Return the count of lines with the string "Develop" in them, and nothing else.

>> begin INPUT

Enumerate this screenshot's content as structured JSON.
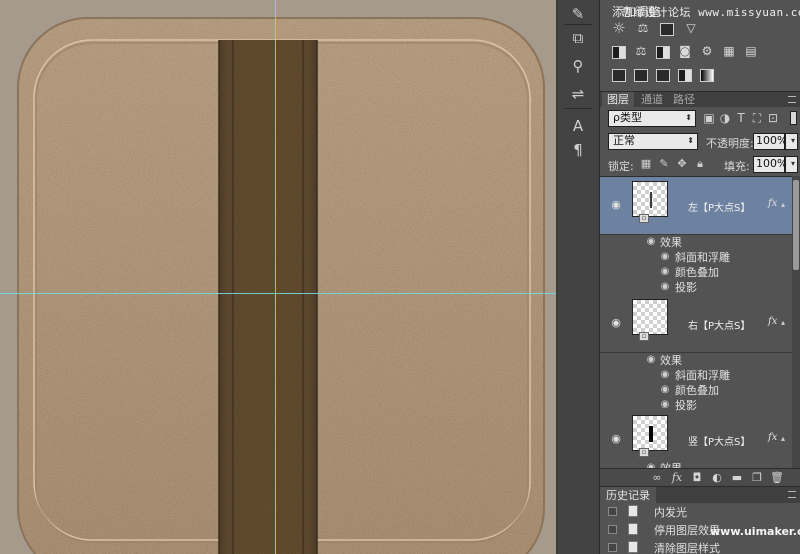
{
  "canvas": {
    "background": "#a69a8c",
    "tile_color": "#c5a98a",
    "strap_color": "#6b5439",
    "strap_dark": "#4e3b27",
    "guide_color": "#6fdce0"
  },
  "adjustments": {
    "title": "添加调整",
    "watermark": "思缘设计论坛 www.missyuan.com",
    "icons_row1": [
      "brightness-icon",
      "levels-icon",
      "curves-icon",
      "exposure-icon"
    ],
    "icons_row2": [
      "vibrance-icon",
      "hue-saturation-icon",
      "color-balance-icon",
      "black-white-icon",
      "photo-filter-icon",
      "channel-mixer-icon",
      "color-lookup-icon"
    ],
    "icons_row3": [
      "invert-icon",
      "posterize-icon",
      "threshold-icon",
      "selective-color-icon",
      "gradient-map-icon"
    ]
  },
  "layers_panel": {
    "tabs": [
      "图层",
      "通道",
      "路径"
    ],
    "filter": {
      "value": "ρ类型"
    },
    "blend_mode": {
      "value": "正常"
    },
    "opacity": {
      "label": "不透明度:",
      "value": "100%"
    },
    "lock_label": "锁定:",
    "fill": {
      "label": "填充:",
      "value": "100%"
    },
    "layers": [
      {
        "name": "左【P大点S】",
        "fx": "fx",
        "selected": true,
        "effects_label": "效果",
        "effects": [
          "斜面和浮雕",
          "颜色叠加",
          "投影"
        ]
      },
      {
        "name": "右【P大点S】",
        "fx": "fx",
        "selected": false,
        "effects_label": "效果",
        "effects": [
          "斜面和浮雕",
          "颜色叠加",
          "投影"
        ]
      },
      {
        "name": "竖【P大点S】",
        "fx": "fx",
        "selected": false,
        "effects_label": "效果",
        "effects": []
      }
    ],
    "footer_icons": [
      "link-icon",
      "fx-icon",
      "mask-icon",
      "adjustment-icon",
      "folder-icon",
      "new-layer-icon",
      "trash-icon"
    ]
  },
  "history": {
    "tab": "历史记录",
    "items": [
      "内发光",
      "停用图层效果",
      "清除图层样式"
    ],
    "watermark": "www.uimaker.com"
  }
}
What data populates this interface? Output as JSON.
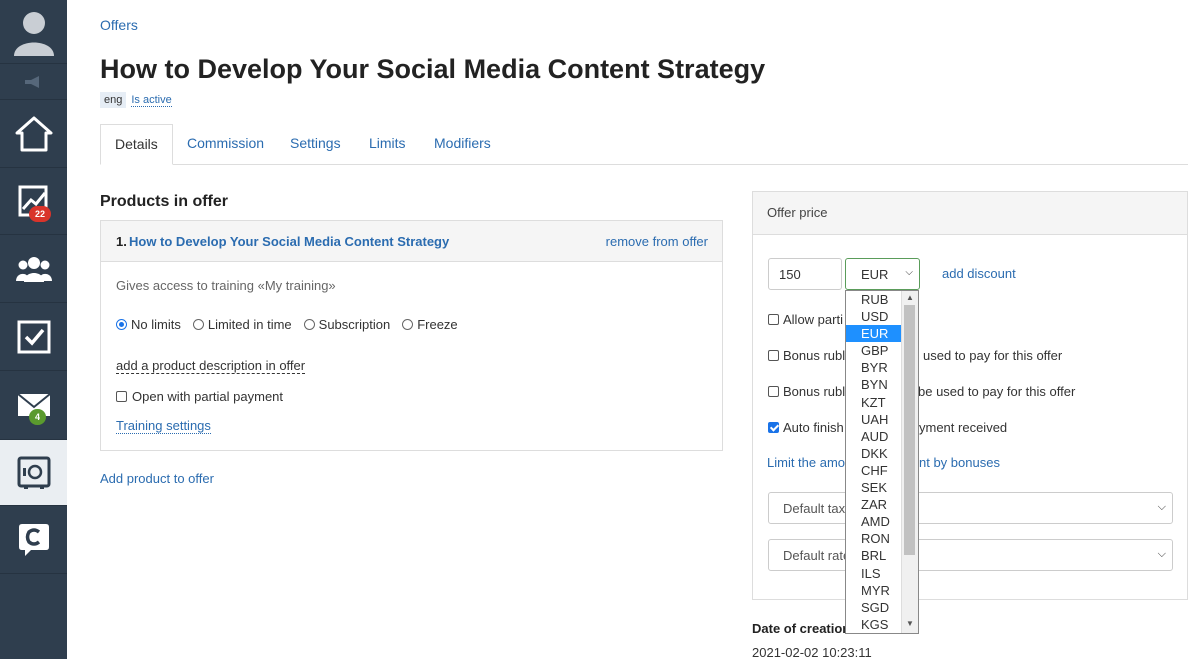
{
  "sidebar": {
    "badges": {
      "analytics": "22",
      "mail": "4"
    },
    "colors": {
      "bg": "#2f3e4e",
      "badge_red": "#d9342b",
      "badge_green": "#5a9a2e"
    }
  },
  "breadcrumb": "Offers",
  "title": "How to Develop Your Social Media Content Strategy",
  "tags": {
    "lang": "eng",
    "status": "Is active"
  },
  "tabs": [
    "Details",
    "Commission",
    "Settings",
    "Limits",
    "Modifiers"
  ],
  "products": {
    "section_title": "Products in offer",
    "item": {
      "number": "1.",
      "name": "How to Develop Your Social Media Content Strategy",
      "remove": "remove from offer",
      "gives": "Gives access to training «My training»",
      "radios": [
        "No limits",
        "Limited in time",
        "Subscription",
        "Freeze"
      ],
      "add_description": "add a product description in offer",
      "partial_payment": "Open with partial payment",
      "training_settings": "Training settings"
    },
    "add_product": "Add product to offer"
  },
  "offer_price": {
    "header": "Offer price",
    "price": "150",
    "currency": "EUR",
    "add_discount": "add discount",
    "checkboxes": [
      {
        "left": "Allow parti",
        "right": ""
      },
      {
        "left": "Bonus rubl",
        "right": "used to pay for this offer"
      },
      {
        "left": "Bonus rubl",
        "right": "be used to pay for this offer"
      },
      {
        "left": "Auto finish",
        "right": "yment received"
      }
    ],
    "limit_link": {
      "left": "Limit the amo",
      "right": "nt by bonuses"
    },
    "selects": [
      "Default tax",
      "Default rate"
    ]
  },
  "currency_options": [
    "RUB",
    "USD",
    "EUR",
    "GBP",
    "BYR",
    "BYN",
    "KZT",
    "UAH",
    "AUD",
    "DKK",
    "CHF",
    "SEK",
    "ZAR",
    "AMD",
    "RON",
    "BRL",
    "ILS",
    "MYR",
    "SGD",
    "KGS"
  ],
  "date": {
    "label": "Date of creation",
    "value": "2021-02-02 10:23:11"
  }
}
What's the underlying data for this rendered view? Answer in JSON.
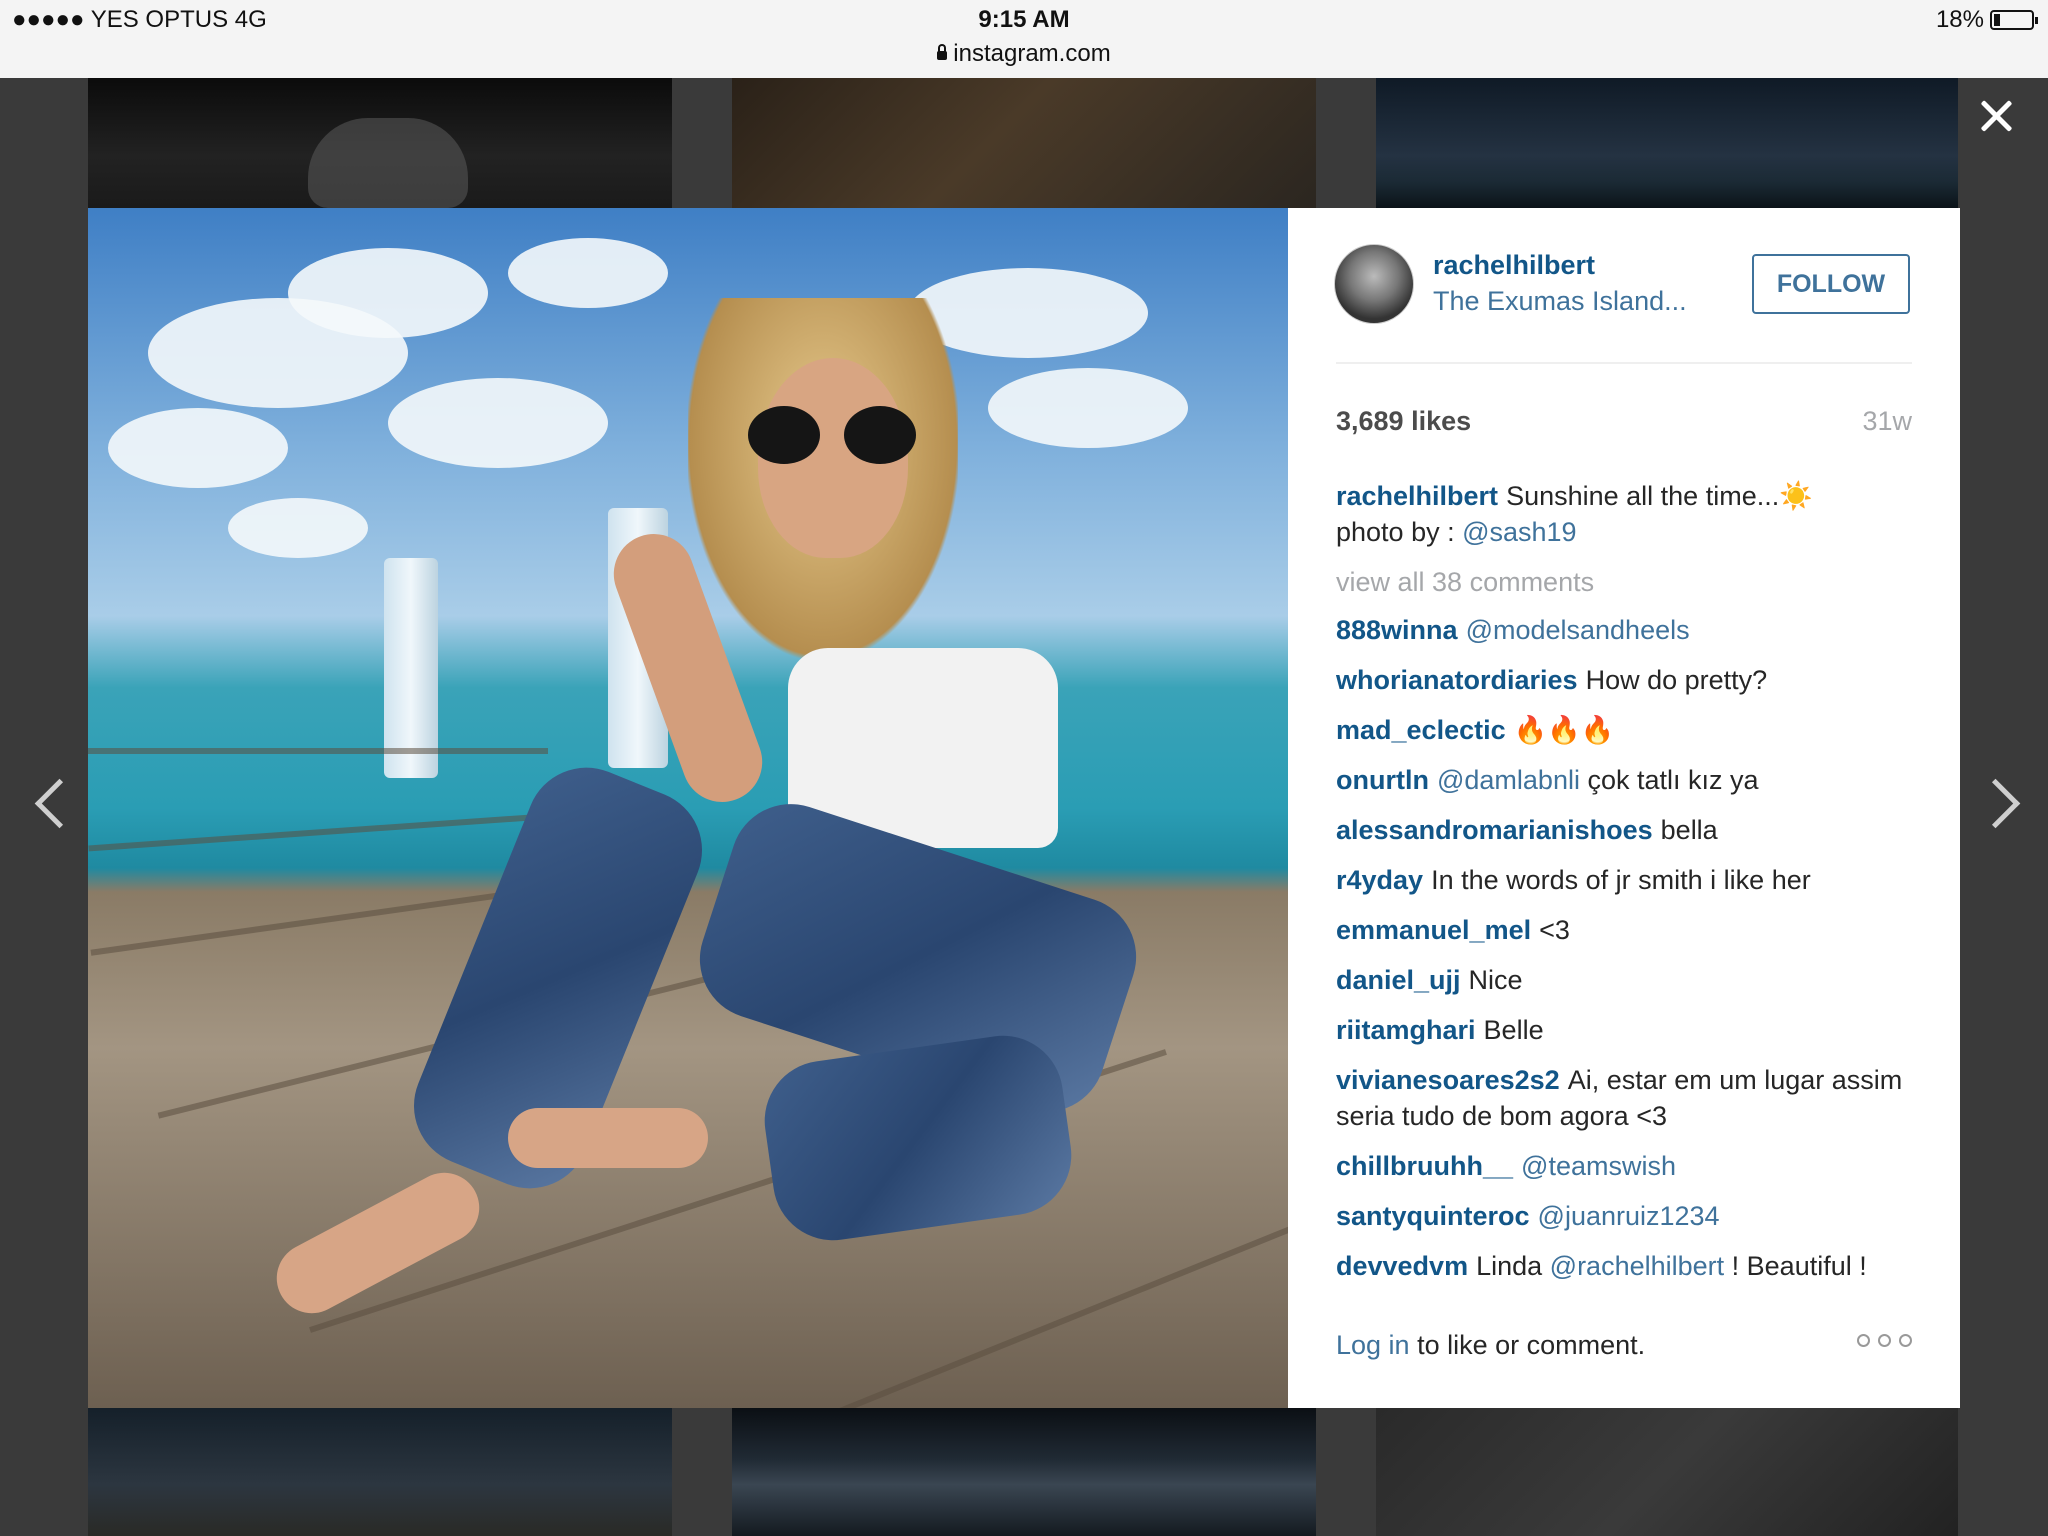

>> end INPUT

**ANSWER FOR THE TASK**
2